» **SET EXERCISE**: Go through the entries and transcribe each one exactly, dropping the pictures.
|---|
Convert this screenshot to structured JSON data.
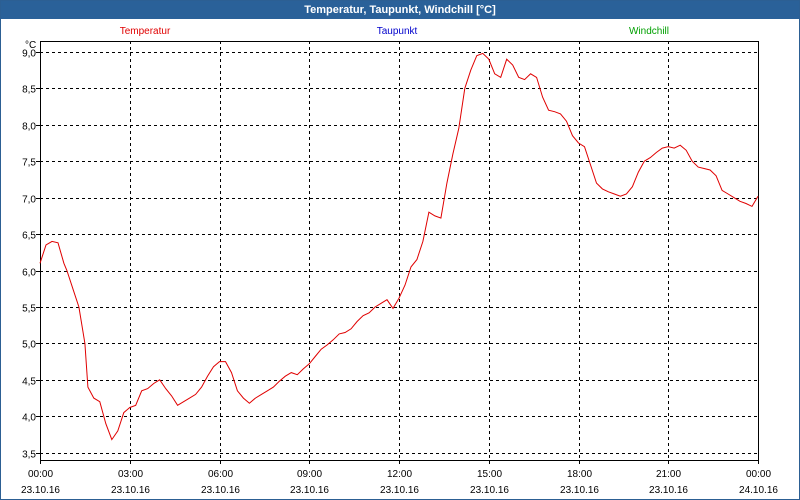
{
  "window": {
    "title": "Temperatur, Taupunkt, Windchill [°C]"
  },
  "chart_data": {
    "type": "line",
    "title": "Temperatur, Taupunkt, Windchill [°C]",
    "ylabel": "°C",
    "ylim": [
      3.4,
      9.15
    ],
    "yticks": [
      "3,5",
      "4,0",
      "4,5",
      "5,0",
      "5,5",
      "6,0",
      "6,5",
      "7,0",
      "7,5",
      "8,0",
      "8,5",
      "9,0"
    ],
    "ytick_values": [
      3.5,
      4.0,
      4.5,
      5.0,
      5.5,
      6.0,
      6.5,
      7.0,
      7.5,
      8.0,
      8.5,
      9.0
    ],
    "xlim_hours": [
      0,
      24
    ],
    "xticks": [
      {
        "time": "00:00",
        "date": "23.10.16"
      },
      {
        "time": "03:00",
        "date": "23.10.16"
      },
      {
        "time": "06:00",
        "date": "23.10.16"
      },
      {
        "time": "09:00",
        "date": "23.10.16"
      },
      {
        "time": "12:00",
        "date": "23.10.16"
      },
      {
        "time": "15:00",
        "date": "23.10.16"
      },
      {
        "time": "18:00",
        "date": "23.10.16"
      },
      {
        "time": "21:00",
        "date": "23.10.16"
      },
      {
        "time": "00:00",
        "date": "24.10.16"
      }
    ],
    "grid": true,
    "legend": [
      {
        "name": "Temperatur",
        "color": "#e00000"
      },
      {
        "name": "Taupunkt",
        "color": "#0000cc"
      },
      {
        "name": "Windchill",
        "color": "#00a000"
      }
    ],
    "series": [
      {
        "name": "Temperatur",
        "color": "#e00000",
        "x_hours": [
          0.0,
          0.2,
          0.4,
          0.6,
          0.8,
          0.9,
          1.1,
          1.3,
          1.5,
          1.6,
          1.8,
          2.0,
          2.2,
          2.4,
          2.6,
          2.8,
          3.0,
          3.2,
          3.4,
          3.6,
          3.8,
          4.0,
          4.2,
          4.4,
          4.6,
          4.8,
          5.0,
          5.2,
          5.4,
          5.6,
          5.8,
          6.0,
          6.2,
          6.4,
          6.6,
          6.8,
          7.0,
          7.2,
          7.4,
          7.6,
          7.8,
          8.0,
          8.2,
          8.4,
          8.6,
          8.8,
          9.0,
          9.2,
          9.4,
          9.6,
          9.8,
          10.0,
          10.2,
          10.4,
          10.6,
          10.8,
          11.0,
          11.2,
          11.4,
          11.6,
          11.8,
          12.0,
          12.2,
          12.4,
          12.6,
          12.8,
          13.0,
          13.2,
          13.4,
          13.6,
          13.8,
          14.0,
          14.2,
          14.4,
          14.6,
          14.8,
          15.0,
          15.2,
          15.4,
          15.6,
          15.8,
          16.0,
          16.2,
          16.4,
          16.6,
          16.8,
          17.0,
          17.2,
          17.4,
          17.6,
          17.8,
          18.0,
          18.2,
          18.4,
          18.6,
          18.8,
          19.0,
          19.2,
          19.4,
          19.6,
          19.8,
          20.0,
          20.2,
          20.4,
          20.6,
          20.8,
          21.0,
          21.2,
          21.4,
          21.6,
          21.8,
          22.0,
          22.2,
          22.4,
          22.6,
          22.8,
          23.0,
          23.2,
          23.4,
          23.6,
          23.8,
          24.0
        ],
        "values": [
          6.1,
          6.35,
          6.4,
          6.38,
          6.1,
          6.0,
          5.75,
          5.5,
          5.0,
          4.4,
          4.25,
          4.2,
          3.9,
          3.68,
          3.8,
          4.05,
          4.12,
          4.15,
          4.35,
          4.38,
          4.45,
          4.5,
          4.38,
          4.28,
          4.15,
          4.2,
          4.25,
          4.3,
          4.4,
          4.55,
          4.68,
          4.75,
          4.75,
          4.6,
          4.35,
          4.25,
          4.18,
          4.25,
          4.3,
          4.35,
          4.4,
          4.48,
          4.55,
          4.6,
          4.57,
          4.65,
          4.72,
          4.82,
          4.92,
          4.98,
          5.05,
          5.13,
          5.15,
          5.2,
          5.3,
          5.38,
          5.42,
          5.5,
          5.55,
          5.6,
          5.48,
          5.62,
          5.8,
          6.05,
          6.15,
          6.4,
          6.8,
          6.75,
          6.72,
          7.2,
          7.6,
          7.95,
          8.5,
          8.75,
          8.95,
          8.98,
          8.9,
          8.7,
          8.65,
          8.9,
          8.82,
          8.65,
          8.62,
          8.7,
          8.65,
          8.38,
          8.2,
          8.18,
          8.15,
          8.05,
          7.85,
          7.75,
          7.7,
          7.45,
          7.2,
          7.12,
          7.08,
          7.05,
          7.02,
          7.05,
          7.15,
          7.35,
          7.5,
          7.55,
          7.62,
          7.68,
          7.7,
          7.68,
          7.72,
          7.65,
          7.5,
          7.42,
          7.4,
          7.38,
          7.3,
          7.1,
          7.05,
          7.0,
          6.95,
          6.92,
          6.88,
          7.02
        ]
      }
    ]
  }
}
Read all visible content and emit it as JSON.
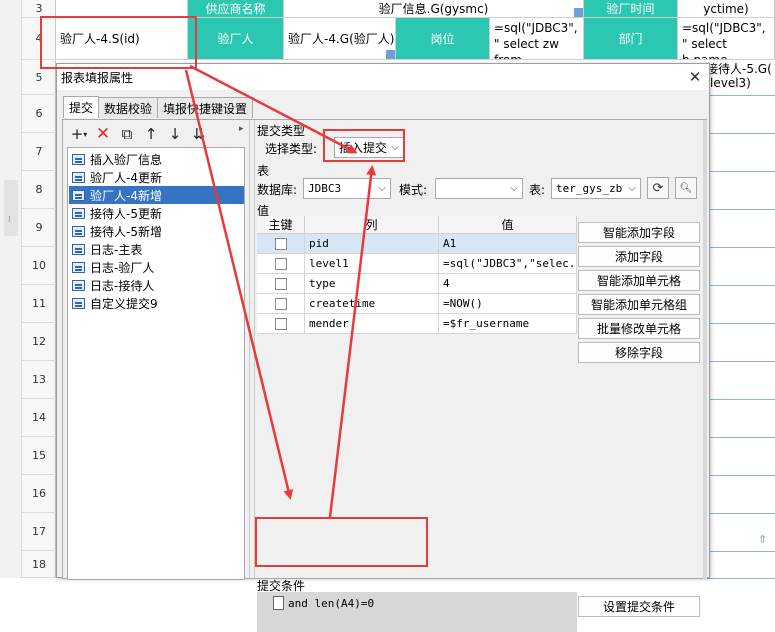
|---|
» **COMPLETE OUTPUT**:
Convert this screenshot to structured JSON data.
{
  "window": {
    "title": "Temperatur, Taupunkt, Windchill [°C]"
  },
  "chart_data": {
    "type": "line",
    "title": "Temperatur, Taupunkt, Windchill [°C]",
    "ylabel": "°C",
    "ylim": [
      3.4,
      9.15
    ],
    "yticks": [
      "3,5",
      "4,0",
      "4,5",
      "5,0",
      "5,5",
      "6,0",
      "6,5",
      "7,0",
      "7,5",
      "8,0",
      "8,5",
      "9,0"
    ],
    "ytick_values": [
      3.5,
      4.0,
      4.5,
      5.0,
      5.5,
      6.0,
      6.5,
      7.0,
      7.5,
      8.0,
      8.5,
      9.0
    ],
    "xlim_hours": [
      0,
      24
    ],
    "xticks": [
      {
        "time": "00:00",
        "date": "23.10.16"
      },
      {
        "time": "03:00",
        "date": "23.10.16"
      },
      {
        "time": "06:00",
        "date": "23.10.16"
      },
      {
        "time": "09:00",
        "date": "23.10.16"
      },
      {
        "time": "12:00",
        "date": "23.10.16"
      },
      {
        "time": "15:00",
        "date": "23.10.16"
      },
      {
        "time": "18:00",
        "date": "23.10.16"
      },
      {
        "time": "21:00",
        "date": "23.10.16"
      },
      {
        "time": "00:00",
        "date": "24.10.16"
      }
    ],
    "grid": true,
    "legend": [
      {
        "name": "Temperatur",
        "color": "#e00000"
      },
      {
        "name": "Taupunkt",
        "color": "#0000cc"
      },
      {
        "name": "Windchill",
        "color": "#00a000"
      }
    ],
    "series": [
      {
        "name": "Temperatur",
        "color": "#e00000",
        "x_hours": [
          0.0,
          0.2,
          0.4,
          0.6,
          0.8,
          0.9,
          1.1,
          1.3,
          1.5,
          1.6,
          1.8,
          2.0,
          2.2,
          2.4,
          2.6,
          2.8,
          3.0,
          3.2,
          3.4,
          3.6,
          3.8,
          4.0,
          4.2,
          4.4,
          4.6,
          4.8,
          5.0,
          5.2,
          5.4,
          5.6,
          5.8,
          6.0,
          6.2,
          6.4,
          6.6,
          6.8,
          7.0,
          7.2,
          7.4,
          7.6,
          7.8,
          8.0,
          8.2,
          8.4,
          8.6,
          8.8,
          9.0,
          9.2,
          9.4,
          9.6,
          9.8,
          10.0,
          10.2,
          10.4,
          10.6,
          10.8,
          11.0,
          11.2,
          11.4,
          11.6,
          11.8,
          12.0,
          12.2,
          12.4,
          12.6,
          12.8,
          13.0,
          13.2,
          13.4,
          13.6,
          13.8,
          14.0,
          14.2,
          14.4,
          14.6,
          14.8,
          15.0,
          15.2,
          15.4,
          15.6,
          15.8,
          16.0,
          16.2,
          16.4,
          16.6,
          16.8,
          17.0,
          17.2,
          17.4,
          17.6,
          17.8,
          18.0,
          18.2,
          18.4,
          18.6,
          18.8,
          19.0,
          19.2,
          19.4,
          19.6,
          19.8,
          20.0,
          20.2,
          20.4,
          20.6,
          20.8,
          21.0,
          21.2,
          21.4,
          21.6,
          21.8,
          22.0,
          22.2,
          22.4,
          22.6,
          22.8,
          23.0,
          23.2,
          23.4,
          23.6,
          23.8,
          24.0
        ],
        "values": [
          6.1,
          6.35,
          6.4,
          6.38,
          6.1,
          6.0,
          5.75,
          5.5,
          5.0,
          4.4,
          4.25,
          4.2,
          3.9,
          3.68,
          3.8,
          4.05,
          4.12,
          4.15,
          4.35,
          4.38,
          4.45,
          4.5,
          4.38,
          4.28,
          4.15,
          4.2,
          4.25,
          4.3,
          4.4,
          4.55,
          4.68,
          4.75,
          4.75,
          4.6,
          4.35,
          4.25,
          4.18,
          4.25,
          4.3,
          4.35,
          4.4,
          4.48,
          4.55,
          4.6,
          4.57,
          4.65,
          4.72,
          4.82,
          4.92,
          4.98,
          5.05,
          5.13,
          5.15,
          5.2,
          5.3,
          5.38,
          5.42,
          5.5,
          5.55,
          5.6,
          5.48,
          5.62,
          5.8,
          6.05,
          6.15,
          6.4,
          6.8,
          6.75,
          6.72,
          7.2,
          7.6,
          7.95,
          8.5,
          8.75,
          8.95,
          8.98,
          8.9,
          8.7,
          8.65,
          8.9,
          8.82,
          8.65,
          8.62,
          8.7,
          8.65,
          8.38,
          8.2,
          8.18,
          8.15,
          8.05,
          7.85,
          7.75,
          7.7,
          7.45,
          7.2,
          7.12,
          7.08,
          7.05,
          7.02,
          7.05,
          7.15,
          7.35,
          7.5,
          7.55,
          7.62,
          7.68,
          7.7,
          7.68,
          7.72,
          7.65,
          7.5,
          7.42,
          7.4,
          7.38,
          7.3,
          7.1,
          7.05,
          7.0,
          6.95,
          6.92,
          6.88,
          7.02
        ]
      }
    ]
  }
}
Read all visible content and emit it as JSON.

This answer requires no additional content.